--- start Records for the task ---

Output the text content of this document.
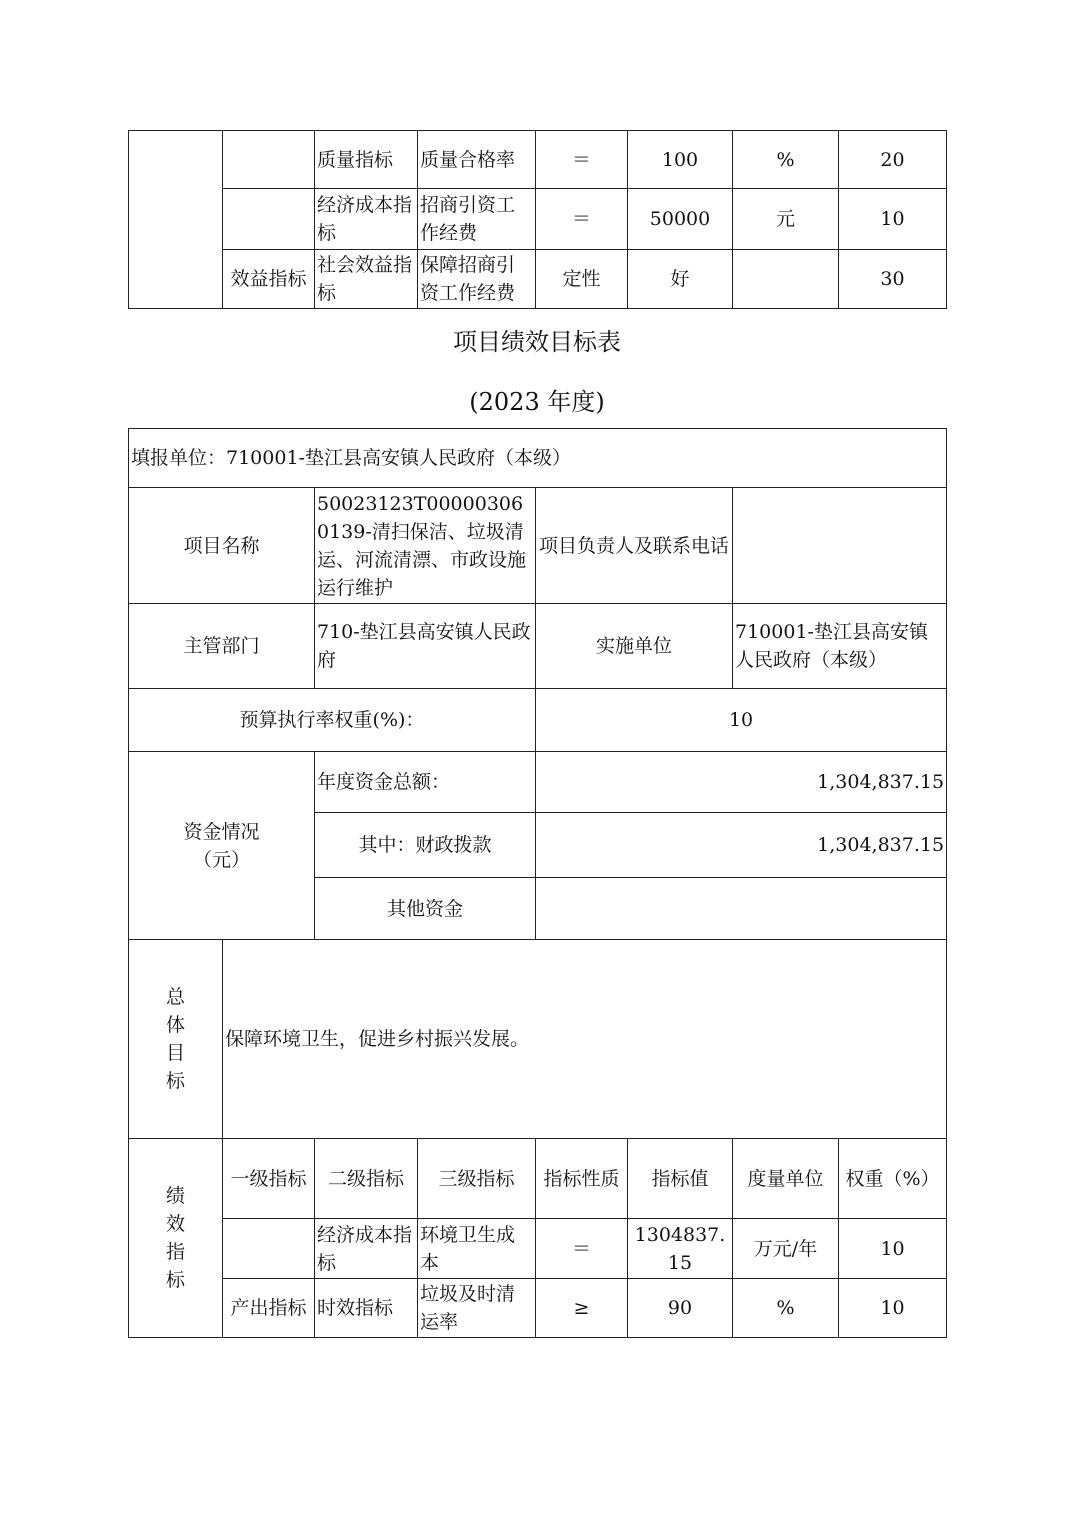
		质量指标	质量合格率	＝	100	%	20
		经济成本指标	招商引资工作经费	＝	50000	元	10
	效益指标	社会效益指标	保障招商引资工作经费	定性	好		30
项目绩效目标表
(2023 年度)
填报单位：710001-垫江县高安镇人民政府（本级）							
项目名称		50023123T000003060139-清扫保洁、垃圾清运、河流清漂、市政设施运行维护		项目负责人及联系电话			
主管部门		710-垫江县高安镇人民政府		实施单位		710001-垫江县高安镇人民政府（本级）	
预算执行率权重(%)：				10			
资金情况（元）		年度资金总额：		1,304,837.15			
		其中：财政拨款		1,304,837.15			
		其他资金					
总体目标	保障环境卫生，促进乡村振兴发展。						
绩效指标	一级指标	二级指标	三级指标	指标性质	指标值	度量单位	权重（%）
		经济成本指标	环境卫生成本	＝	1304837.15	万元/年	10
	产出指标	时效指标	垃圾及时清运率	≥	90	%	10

--- end Records for the task ---
--- start Records for the task ---

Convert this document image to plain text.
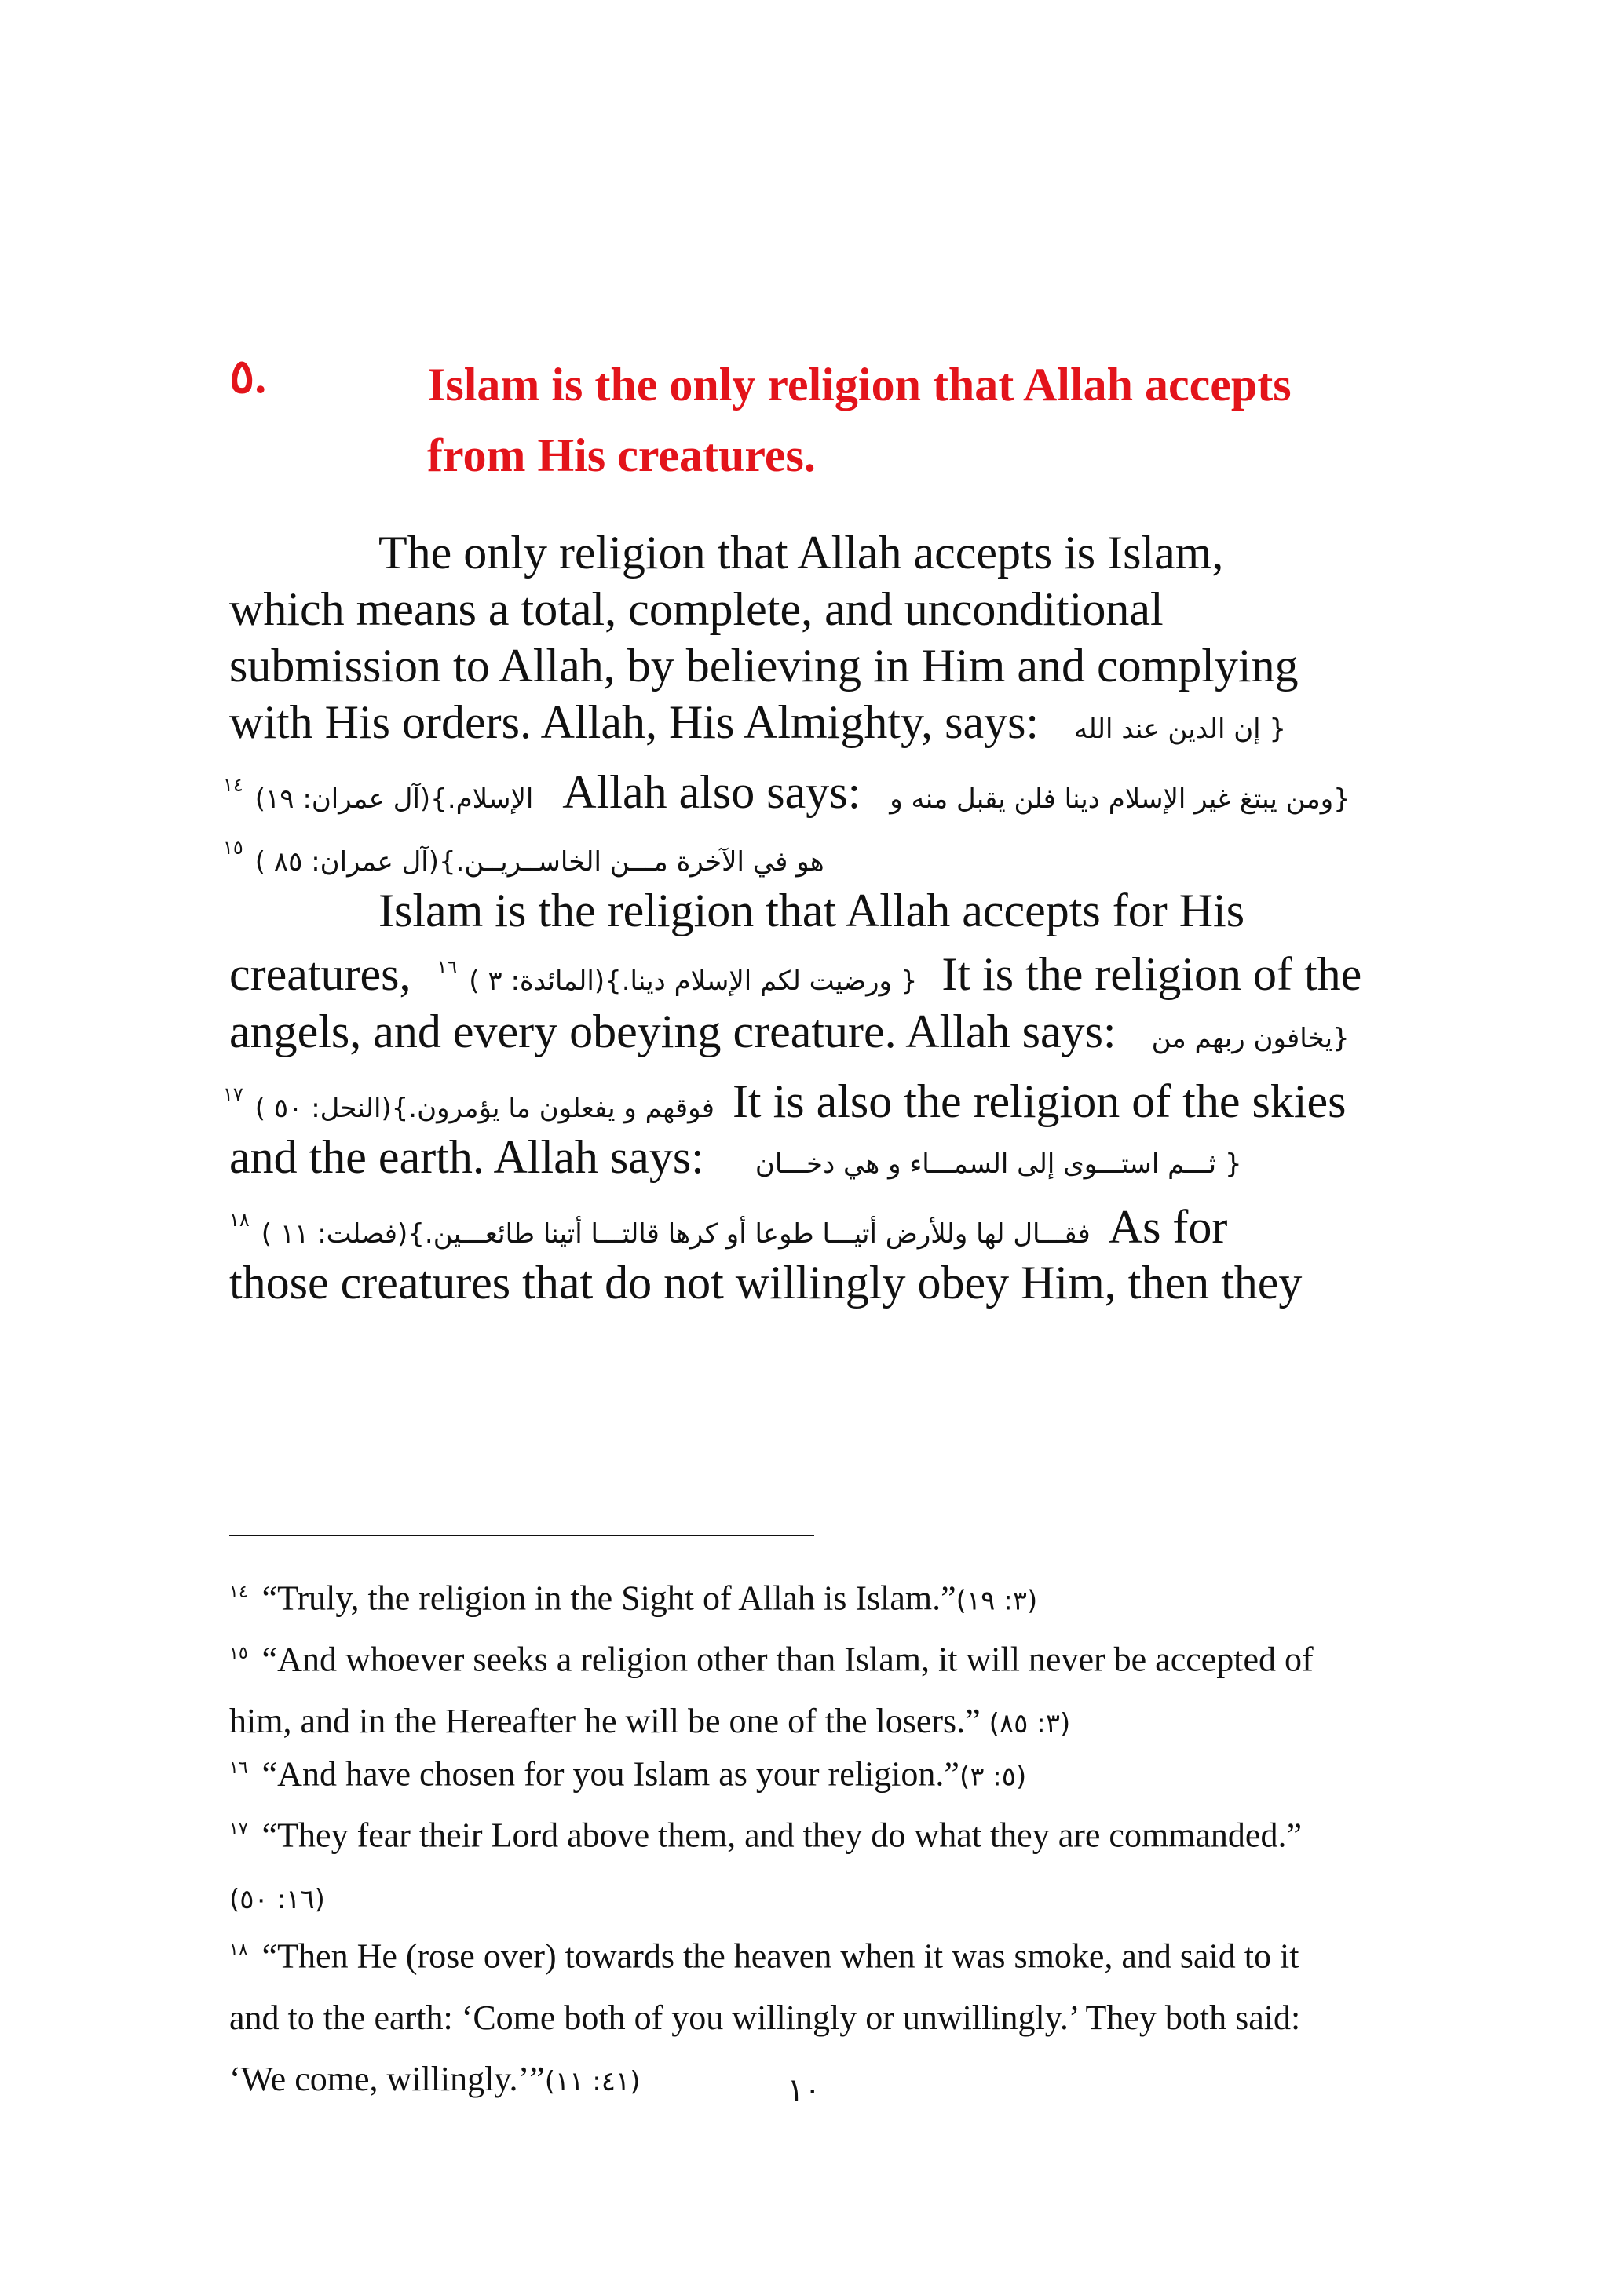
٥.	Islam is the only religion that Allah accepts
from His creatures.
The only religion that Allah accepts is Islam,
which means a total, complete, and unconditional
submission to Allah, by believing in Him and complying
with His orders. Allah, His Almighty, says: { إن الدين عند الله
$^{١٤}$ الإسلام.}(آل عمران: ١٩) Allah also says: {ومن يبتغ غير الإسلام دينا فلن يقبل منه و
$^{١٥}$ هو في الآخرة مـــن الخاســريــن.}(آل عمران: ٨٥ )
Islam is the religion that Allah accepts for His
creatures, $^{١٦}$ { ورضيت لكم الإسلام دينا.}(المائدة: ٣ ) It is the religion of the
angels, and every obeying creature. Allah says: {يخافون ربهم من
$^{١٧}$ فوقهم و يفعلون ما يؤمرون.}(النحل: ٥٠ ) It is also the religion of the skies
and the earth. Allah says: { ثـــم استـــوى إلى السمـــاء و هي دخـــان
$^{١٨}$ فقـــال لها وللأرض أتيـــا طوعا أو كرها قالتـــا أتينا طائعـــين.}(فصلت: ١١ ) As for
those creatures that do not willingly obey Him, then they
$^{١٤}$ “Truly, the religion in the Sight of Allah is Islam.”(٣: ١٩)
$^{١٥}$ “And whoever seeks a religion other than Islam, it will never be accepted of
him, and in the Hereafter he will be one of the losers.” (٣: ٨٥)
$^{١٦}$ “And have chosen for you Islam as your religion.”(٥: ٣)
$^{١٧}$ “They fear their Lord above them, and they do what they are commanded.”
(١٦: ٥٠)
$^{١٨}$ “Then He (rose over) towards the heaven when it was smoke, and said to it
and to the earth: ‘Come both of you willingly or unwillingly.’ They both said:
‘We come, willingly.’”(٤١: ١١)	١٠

--- end Records for the task ---
--- start Records for the task ---

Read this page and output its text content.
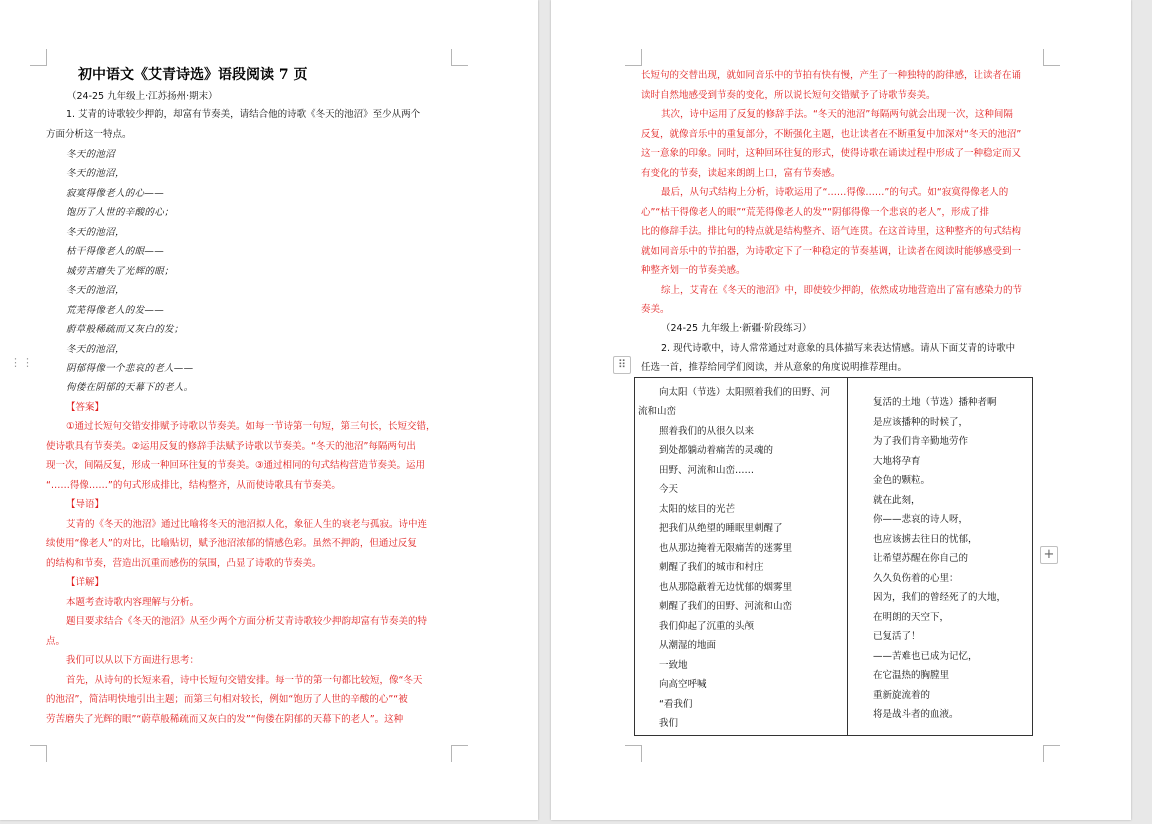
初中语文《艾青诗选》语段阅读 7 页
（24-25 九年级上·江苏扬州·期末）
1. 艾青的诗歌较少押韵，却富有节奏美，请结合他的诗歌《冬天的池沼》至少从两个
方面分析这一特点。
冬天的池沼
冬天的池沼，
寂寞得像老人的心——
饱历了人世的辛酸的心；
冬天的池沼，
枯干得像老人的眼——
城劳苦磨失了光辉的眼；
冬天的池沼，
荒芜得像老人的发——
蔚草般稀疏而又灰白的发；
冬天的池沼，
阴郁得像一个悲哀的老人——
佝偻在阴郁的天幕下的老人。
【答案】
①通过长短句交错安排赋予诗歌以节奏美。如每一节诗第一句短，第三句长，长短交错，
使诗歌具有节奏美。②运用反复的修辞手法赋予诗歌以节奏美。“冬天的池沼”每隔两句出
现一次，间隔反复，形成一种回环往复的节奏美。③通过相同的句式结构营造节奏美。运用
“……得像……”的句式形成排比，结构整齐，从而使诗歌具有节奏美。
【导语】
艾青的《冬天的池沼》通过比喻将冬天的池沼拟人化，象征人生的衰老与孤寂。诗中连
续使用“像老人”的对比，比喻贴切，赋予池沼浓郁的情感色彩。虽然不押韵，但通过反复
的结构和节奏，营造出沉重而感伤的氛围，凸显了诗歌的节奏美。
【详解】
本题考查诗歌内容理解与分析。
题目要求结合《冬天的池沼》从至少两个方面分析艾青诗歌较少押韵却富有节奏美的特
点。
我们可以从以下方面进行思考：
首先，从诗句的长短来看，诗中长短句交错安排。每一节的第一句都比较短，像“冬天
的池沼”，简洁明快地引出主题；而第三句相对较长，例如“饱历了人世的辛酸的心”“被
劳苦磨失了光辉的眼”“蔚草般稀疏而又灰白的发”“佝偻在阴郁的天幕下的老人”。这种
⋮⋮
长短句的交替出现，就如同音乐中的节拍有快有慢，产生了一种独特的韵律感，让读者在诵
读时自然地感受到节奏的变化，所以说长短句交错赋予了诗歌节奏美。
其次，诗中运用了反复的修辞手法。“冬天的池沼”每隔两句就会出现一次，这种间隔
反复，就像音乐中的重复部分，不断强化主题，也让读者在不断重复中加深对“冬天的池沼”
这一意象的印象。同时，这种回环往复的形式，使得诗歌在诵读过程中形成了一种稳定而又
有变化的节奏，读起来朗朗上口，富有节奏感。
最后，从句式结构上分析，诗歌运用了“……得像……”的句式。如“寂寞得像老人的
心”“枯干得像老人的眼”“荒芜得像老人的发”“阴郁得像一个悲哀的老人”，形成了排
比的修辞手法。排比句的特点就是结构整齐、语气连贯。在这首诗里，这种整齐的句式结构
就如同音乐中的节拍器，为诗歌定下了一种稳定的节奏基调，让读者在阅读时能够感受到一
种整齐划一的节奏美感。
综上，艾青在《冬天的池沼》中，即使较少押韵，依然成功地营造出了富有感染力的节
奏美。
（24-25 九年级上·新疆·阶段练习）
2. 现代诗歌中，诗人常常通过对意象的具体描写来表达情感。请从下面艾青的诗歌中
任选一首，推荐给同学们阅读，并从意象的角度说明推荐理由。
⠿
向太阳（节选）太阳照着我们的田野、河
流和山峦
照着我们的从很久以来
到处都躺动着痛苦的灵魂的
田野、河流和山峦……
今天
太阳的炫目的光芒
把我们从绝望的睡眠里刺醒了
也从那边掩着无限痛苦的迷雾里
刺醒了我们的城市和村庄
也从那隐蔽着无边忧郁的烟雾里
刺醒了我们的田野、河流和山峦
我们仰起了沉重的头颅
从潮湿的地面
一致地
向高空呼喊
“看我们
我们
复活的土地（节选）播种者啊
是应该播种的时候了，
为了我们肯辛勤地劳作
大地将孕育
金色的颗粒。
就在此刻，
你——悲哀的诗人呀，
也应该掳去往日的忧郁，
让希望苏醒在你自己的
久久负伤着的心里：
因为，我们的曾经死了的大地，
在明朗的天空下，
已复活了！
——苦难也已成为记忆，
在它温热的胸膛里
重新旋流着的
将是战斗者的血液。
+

--- end Records for the task ---

- [Your task] Select and copy every line of the material that holds the string "said".

- [Completed task]
$^{١٨}$ “Then He (rose over) towards the heaven when it was smoke, and said to it
and to the earth: ‘Come both of you willingly or unwillingly.’ They both said:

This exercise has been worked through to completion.